--- Data for this task ---

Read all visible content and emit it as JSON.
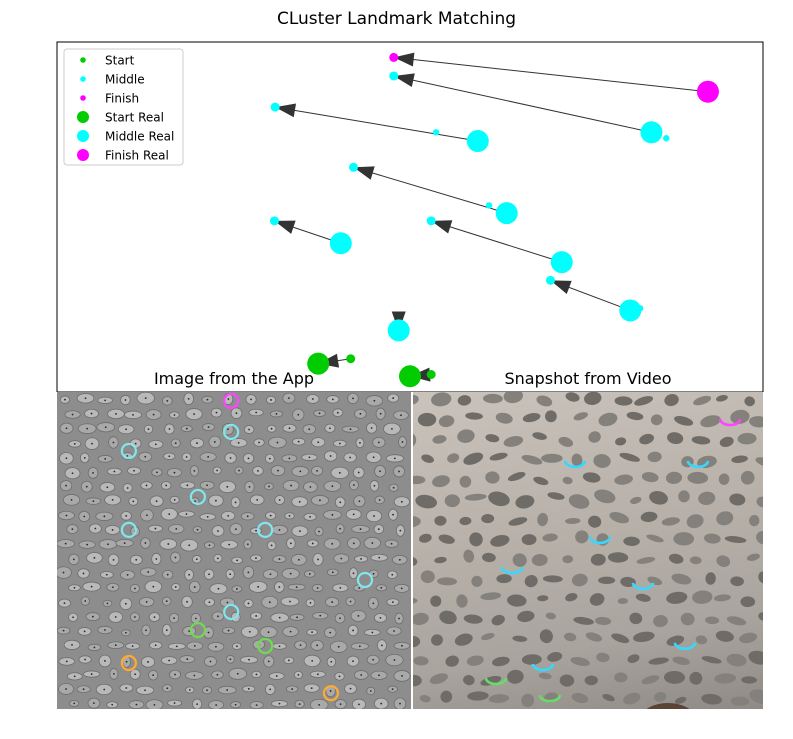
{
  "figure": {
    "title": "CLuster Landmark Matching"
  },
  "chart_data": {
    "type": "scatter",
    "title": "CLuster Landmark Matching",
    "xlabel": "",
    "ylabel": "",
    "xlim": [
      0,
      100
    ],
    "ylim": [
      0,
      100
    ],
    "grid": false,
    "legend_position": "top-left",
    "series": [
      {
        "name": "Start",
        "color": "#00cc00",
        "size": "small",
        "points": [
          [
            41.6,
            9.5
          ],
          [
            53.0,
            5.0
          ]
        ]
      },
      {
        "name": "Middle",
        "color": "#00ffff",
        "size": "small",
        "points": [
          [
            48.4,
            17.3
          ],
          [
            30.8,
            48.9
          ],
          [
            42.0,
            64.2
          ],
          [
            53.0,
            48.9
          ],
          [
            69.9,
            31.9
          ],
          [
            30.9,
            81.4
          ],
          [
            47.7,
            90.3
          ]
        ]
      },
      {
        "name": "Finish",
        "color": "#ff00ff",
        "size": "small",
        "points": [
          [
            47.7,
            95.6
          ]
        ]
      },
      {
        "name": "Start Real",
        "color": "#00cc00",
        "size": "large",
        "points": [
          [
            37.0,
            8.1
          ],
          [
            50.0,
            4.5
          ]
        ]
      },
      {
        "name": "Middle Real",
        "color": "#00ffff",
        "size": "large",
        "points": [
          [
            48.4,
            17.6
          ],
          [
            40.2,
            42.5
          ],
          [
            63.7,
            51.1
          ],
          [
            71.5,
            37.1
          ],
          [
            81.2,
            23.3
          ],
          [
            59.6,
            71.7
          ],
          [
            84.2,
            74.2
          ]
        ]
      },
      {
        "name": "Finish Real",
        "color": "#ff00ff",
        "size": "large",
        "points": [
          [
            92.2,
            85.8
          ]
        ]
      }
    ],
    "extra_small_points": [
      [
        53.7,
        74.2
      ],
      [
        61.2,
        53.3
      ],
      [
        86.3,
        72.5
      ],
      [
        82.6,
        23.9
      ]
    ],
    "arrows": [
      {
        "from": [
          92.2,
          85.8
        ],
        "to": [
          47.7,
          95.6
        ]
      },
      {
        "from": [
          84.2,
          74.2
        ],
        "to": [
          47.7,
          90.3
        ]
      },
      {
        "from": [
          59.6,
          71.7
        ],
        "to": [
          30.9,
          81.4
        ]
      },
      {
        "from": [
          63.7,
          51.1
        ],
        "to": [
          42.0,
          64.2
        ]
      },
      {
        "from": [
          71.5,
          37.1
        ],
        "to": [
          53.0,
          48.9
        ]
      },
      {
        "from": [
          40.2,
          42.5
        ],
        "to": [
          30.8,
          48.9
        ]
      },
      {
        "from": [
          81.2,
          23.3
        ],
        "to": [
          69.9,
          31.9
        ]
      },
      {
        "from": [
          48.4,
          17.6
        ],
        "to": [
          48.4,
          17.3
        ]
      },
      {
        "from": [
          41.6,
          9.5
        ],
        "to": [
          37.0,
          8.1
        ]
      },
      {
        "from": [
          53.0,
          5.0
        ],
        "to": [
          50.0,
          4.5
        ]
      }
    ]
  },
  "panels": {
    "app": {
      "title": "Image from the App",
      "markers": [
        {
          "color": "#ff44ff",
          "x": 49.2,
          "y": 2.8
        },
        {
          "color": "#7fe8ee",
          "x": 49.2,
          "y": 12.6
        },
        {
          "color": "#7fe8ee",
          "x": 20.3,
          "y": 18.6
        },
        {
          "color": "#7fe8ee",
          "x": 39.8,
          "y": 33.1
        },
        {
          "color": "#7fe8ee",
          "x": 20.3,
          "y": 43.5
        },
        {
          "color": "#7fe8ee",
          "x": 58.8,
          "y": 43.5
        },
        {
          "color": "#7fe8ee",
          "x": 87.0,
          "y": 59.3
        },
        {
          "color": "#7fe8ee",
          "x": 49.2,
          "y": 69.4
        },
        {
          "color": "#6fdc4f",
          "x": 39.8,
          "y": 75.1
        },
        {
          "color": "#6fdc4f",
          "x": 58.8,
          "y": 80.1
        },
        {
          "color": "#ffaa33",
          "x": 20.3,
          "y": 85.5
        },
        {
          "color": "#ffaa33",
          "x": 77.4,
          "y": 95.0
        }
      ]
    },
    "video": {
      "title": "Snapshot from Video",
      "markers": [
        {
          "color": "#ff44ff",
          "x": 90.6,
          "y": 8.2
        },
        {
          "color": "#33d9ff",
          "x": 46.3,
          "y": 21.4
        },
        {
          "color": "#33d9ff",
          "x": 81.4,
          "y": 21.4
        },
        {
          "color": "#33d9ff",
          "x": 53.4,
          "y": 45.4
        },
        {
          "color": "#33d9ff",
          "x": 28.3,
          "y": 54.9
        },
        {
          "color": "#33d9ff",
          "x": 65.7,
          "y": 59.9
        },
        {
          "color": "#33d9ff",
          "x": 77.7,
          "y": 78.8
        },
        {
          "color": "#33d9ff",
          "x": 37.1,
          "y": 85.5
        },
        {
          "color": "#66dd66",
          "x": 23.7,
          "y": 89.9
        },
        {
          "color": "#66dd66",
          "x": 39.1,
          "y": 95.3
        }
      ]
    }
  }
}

---
--- Data for this task ---

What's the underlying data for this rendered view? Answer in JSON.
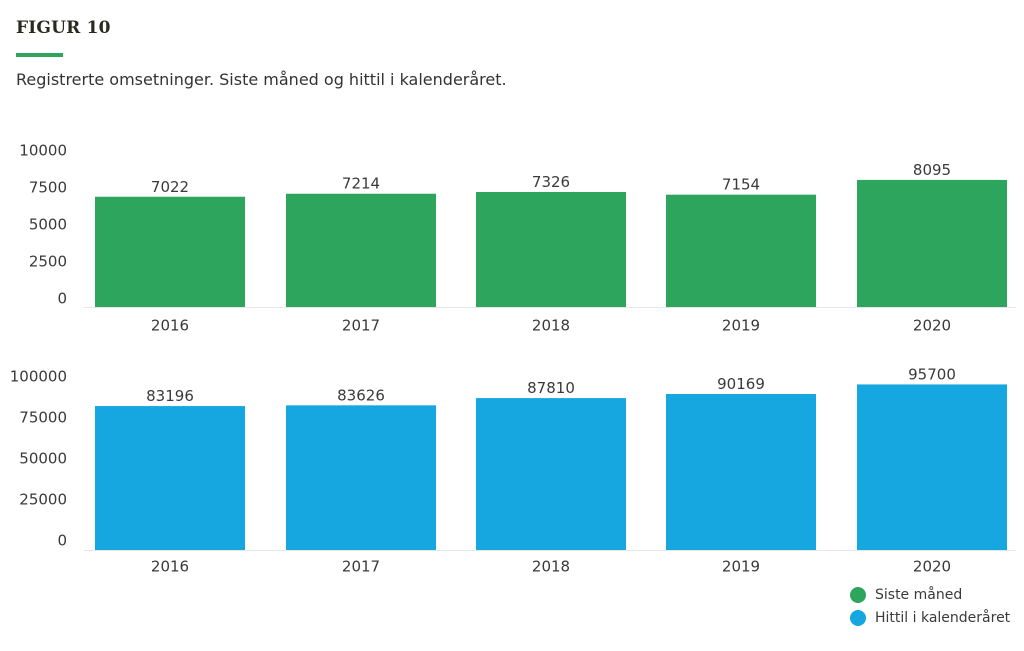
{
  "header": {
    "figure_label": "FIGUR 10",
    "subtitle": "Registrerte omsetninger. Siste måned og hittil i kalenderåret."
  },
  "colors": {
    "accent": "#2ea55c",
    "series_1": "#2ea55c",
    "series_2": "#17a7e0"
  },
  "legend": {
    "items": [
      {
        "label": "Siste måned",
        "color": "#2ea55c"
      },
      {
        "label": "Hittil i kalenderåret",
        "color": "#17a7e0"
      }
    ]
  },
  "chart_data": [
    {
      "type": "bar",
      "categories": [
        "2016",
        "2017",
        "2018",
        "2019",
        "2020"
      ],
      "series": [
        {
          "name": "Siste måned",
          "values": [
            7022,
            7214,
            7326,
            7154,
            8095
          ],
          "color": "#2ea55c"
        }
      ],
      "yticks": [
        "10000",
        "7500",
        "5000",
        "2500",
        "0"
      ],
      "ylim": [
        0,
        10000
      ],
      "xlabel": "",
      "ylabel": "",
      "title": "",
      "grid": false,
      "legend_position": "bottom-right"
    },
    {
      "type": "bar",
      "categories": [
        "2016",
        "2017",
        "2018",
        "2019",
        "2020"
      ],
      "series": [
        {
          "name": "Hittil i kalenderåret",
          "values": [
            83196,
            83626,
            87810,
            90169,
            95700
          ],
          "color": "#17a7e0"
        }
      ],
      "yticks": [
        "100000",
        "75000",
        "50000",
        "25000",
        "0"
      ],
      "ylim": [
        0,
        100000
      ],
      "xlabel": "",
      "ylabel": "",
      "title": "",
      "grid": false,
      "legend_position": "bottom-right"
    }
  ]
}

---
--- Data for this task ---

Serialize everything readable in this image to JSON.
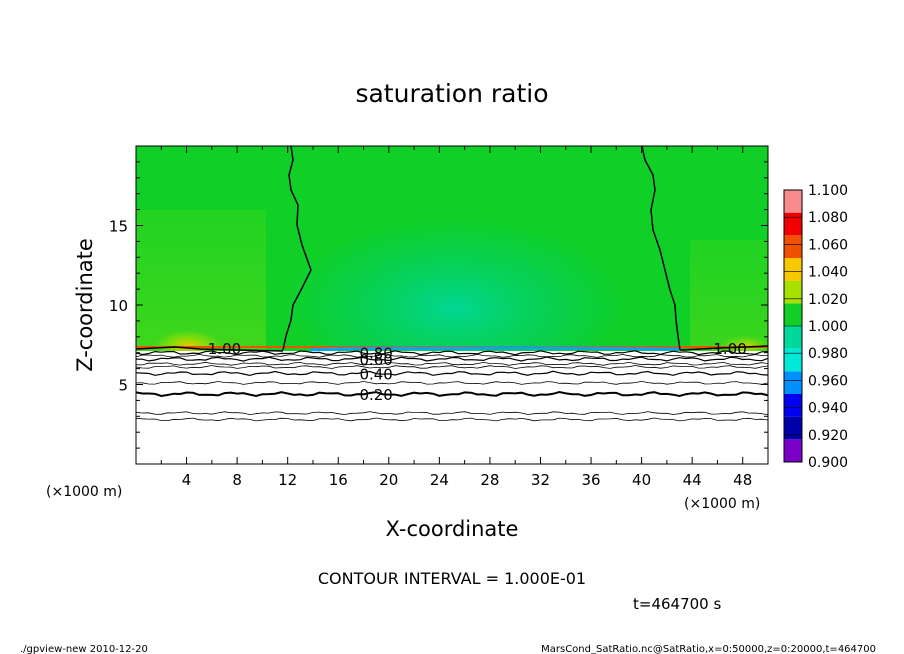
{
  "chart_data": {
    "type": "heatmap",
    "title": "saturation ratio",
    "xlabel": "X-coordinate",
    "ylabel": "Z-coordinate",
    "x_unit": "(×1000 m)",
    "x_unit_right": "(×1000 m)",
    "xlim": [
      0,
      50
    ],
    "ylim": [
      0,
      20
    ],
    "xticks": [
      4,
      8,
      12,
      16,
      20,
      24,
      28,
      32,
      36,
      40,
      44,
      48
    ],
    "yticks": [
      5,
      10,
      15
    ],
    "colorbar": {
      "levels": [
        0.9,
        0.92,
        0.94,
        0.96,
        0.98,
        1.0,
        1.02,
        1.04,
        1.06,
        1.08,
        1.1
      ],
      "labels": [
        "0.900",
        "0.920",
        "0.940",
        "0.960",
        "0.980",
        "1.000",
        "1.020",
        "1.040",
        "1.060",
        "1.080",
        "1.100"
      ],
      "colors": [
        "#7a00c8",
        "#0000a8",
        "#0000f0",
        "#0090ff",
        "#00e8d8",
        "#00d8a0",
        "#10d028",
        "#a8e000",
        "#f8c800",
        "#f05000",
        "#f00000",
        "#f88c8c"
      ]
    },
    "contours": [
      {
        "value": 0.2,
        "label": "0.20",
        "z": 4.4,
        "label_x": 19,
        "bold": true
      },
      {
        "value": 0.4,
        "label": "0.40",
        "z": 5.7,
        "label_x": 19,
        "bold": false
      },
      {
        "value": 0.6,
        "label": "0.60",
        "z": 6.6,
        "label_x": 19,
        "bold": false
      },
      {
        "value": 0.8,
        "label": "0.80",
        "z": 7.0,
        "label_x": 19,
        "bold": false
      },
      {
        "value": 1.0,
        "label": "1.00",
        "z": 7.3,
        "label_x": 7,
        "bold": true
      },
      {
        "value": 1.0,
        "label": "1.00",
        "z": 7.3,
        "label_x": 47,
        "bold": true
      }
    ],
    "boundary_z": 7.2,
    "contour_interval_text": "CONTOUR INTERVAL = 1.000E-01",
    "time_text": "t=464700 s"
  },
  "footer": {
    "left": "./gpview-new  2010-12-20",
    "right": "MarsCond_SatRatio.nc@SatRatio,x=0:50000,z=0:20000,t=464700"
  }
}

---

### Aim of the exercise
Take every line from the data that contains the word "coordinate".

### Written answer
    "xlabel": "X-coordinate",
    "ylabel": "Z-coordinate",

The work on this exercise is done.